» What is required: Please quote the material below word for word, reproducing every line without any change.

Some records
[start]
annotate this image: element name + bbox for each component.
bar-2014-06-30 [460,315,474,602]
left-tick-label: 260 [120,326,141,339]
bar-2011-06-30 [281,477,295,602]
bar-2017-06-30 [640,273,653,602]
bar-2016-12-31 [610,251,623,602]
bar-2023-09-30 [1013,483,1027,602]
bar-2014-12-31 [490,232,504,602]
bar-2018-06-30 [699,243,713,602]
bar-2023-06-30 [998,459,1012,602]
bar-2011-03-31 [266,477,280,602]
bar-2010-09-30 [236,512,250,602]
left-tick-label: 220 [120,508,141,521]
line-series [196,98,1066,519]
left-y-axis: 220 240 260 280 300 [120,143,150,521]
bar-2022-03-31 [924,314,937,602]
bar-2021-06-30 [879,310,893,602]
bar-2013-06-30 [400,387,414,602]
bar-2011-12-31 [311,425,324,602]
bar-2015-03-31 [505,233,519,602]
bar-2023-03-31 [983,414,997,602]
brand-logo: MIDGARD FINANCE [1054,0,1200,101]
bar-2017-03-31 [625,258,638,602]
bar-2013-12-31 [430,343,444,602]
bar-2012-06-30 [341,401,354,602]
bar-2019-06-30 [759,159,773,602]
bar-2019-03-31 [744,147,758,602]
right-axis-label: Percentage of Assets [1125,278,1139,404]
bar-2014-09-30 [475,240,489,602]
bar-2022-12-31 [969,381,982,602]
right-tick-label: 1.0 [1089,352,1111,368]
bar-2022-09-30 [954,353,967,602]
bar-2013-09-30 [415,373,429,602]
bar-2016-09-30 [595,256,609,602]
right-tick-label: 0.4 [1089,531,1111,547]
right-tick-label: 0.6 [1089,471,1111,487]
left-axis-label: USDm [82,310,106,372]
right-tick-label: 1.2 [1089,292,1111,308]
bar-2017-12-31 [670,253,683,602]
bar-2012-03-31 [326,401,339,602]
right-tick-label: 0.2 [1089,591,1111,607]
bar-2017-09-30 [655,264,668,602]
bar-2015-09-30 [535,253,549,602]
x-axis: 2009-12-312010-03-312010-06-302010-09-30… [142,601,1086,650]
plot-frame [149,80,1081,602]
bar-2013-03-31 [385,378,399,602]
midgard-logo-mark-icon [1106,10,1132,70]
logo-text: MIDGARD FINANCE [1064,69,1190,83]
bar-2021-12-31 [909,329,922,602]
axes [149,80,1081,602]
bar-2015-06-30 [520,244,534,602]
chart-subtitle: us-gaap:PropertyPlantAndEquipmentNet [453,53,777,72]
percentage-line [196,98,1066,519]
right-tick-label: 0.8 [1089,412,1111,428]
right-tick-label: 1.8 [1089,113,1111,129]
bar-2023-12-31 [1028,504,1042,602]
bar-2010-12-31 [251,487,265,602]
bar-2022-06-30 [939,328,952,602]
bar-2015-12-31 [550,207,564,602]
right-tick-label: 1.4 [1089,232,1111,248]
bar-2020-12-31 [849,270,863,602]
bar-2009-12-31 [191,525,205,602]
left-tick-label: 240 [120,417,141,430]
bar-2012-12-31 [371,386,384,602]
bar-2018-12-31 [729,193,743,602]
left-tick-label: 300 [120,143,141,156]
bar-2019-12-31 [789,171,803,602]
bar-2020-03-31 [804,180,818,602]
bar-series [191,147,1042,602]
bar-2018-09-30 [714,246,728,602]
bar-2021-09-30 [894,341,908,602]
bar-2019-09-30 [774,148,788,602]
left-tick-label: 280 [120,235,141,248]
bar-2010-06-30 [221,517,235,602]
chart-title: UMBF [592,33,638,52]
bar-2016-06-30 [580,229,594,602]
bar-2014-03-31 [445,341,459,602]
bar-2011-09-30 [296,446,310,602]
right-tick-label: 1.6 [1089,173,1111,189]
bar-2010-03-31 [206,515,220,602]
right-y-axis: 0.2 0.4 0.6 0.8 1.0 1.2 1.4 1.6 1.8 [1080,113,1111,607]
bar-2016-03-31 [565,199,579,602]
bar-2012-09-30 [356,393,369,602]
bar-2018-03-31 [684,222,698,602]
[end]
» Finished task:
annotate this image: element name + bbox for each component.
bar-2014-06-30 [460,315,474,602]
left-tick-label: 260 [120,326,141,339]
bar-2011-06-30 [281,477,295,602]
bar-2017-06-30 [640,273,653,602]
bar-2016-12-31 [610,251,623,602]
bar-2023-09-30 [1013,483,1027,602]
bar-2014-12-31 [490,232,504,602]
bar-2018-06-30 [699,243,713,602]
bar-2023-06-30 [998,459,1012,602]
bar-2011-03-31 [266,477,280,602]
bar-2010-09-30 [236,512,250,602]
left-tick-label: 220 [120,508,141,521]
line-series [196,98,1066,519]
left-y-axis: 220 240 260 280 300 [120,143,150,521]
bar-2022-03-31 [924,314,937,602]
bar-2021-06-30 [879,310,893,602]
bar-2013-06-30 [400,387,414,602]
bar-2011-12-31 [311,425,324,602]
bar-2015-03-31 [505,233,519,602]
bar-2023-03-31 [983,414,997,602]
brand-logo: MIDGARD FINANCE [1054,0,1200,101]
bar-2017-03-31 [625,258,638,602]
bar-2013-12-31 [430,343,444,602]
bar-2012-06-30 [341,401,354,602]
bar-2019-06-30 [759,159,773,602]
bar-2019-03-31 [744,147,758,602]
right-axis-label: Percentage of Assets [1125,278,1139,404]
bar-2014-09-30 [475,240,489,602]
bar-2022-12-31 [969,381,982,602]
right-tick-label: 1.0 [1089,352,1111,368]
bar-2022-09-30 [954,353,967,602]
bar-2013-09-30 [415,373,429,602]
bar-2016-09-30 [595,256,609,602]
right-tick-label: 0.4 [1089,531,1111,547]
right-tick-label: 0.6 [1089,471,1111,487]
left-axis-label: USDm [82,310,106,372]
right-tick-label: 1.2 [1089,292,1111,308]
bar-2017-12-31 [670,253,683,602]
bar-2012-03-31 [326,401,339,602]
right-tick-label: 0.2 [1089,591,1111,607]
bar-2017-09-30 [655,264,668,602]
bar-2015-09-30 [535,253,549,602]
x-axis: 2009-12-312010-03-312010-06-302010-09-30… [142,601,1086,650]
plot-frame [149,80,1081,602]
bar-2013-03-31 [385,378,399,602]
midgard-logo-mark-icon [1106,10,1132,70]
logo-text: MIDGARD FINANCE [1064,69,1190,83]
bar-2021-12-31 [909,329,922,602]
axes [149,80,1081,602]
bar-2015-06-30 [520,244,534,602]
chart-subtitle: us-gaap:PropertyPlantAndEquipmentNet [453,53,777,72]
percentage-line [196,98,1066,519]
right-tick-label: 0.8 [1089,412,1111,428]
right-tick-label: 1.8 [1089,113,1111,129]
bar-2023-12-31 [1028,504,1042,602]
bar-2010-12-31 [251,487,265,602]
bar-2022-06-30 [939,328,952,602]
bar-2015-12-31 [550,207,564,602]
right-tick-label: 1.4 [1089,232,1111,248]
bar-2020-12-31 [849,270,863,602]
bar-2009-12-31 [191,525,205,602]
left-tick-label: 240 [120,417,141,430]
bar-2012-12-31 [371,386,384,602]
bar-2018-12-31 [729,193,743,602]
left-tick-label: 300 [120,143,141,156]
bar-2019-12-31 [789,171,803,602]
bar-2020-03-31 [804,180,818,602]
bar-series [191,147,1042,602]
bar-2018-09-30 [714,246,728,602]
bar-2021-09-30 [894,341,908,602]
bar-2019-09-30 [774,148,788,602]
left-tick-label: 280 [120,235,141,248]
bar-2010-06-30 [221,517,235,602]
chart-title: UMBF [592,33,638,52]
bar-2016-06-30 [580,229,594,602]
bar-2014-03-31 [445,341,459,602]
bar-2011-09-30 [296,446,310,602]
right-tick-label: 1.6 [1089,173,1111,189]
bar-2010-03-31 [206,515,220,602]
right-y-axis: 0.2 0.4 0.6 0.8 1.0 1.2 1.4 1.6 1.8 [1080,113,1111,607]
bar-2016-03-31 [565,199,579,602]
bar-2012-09-30 [356,393,369,602]
bar-2018-03-31 [684,222,698,602]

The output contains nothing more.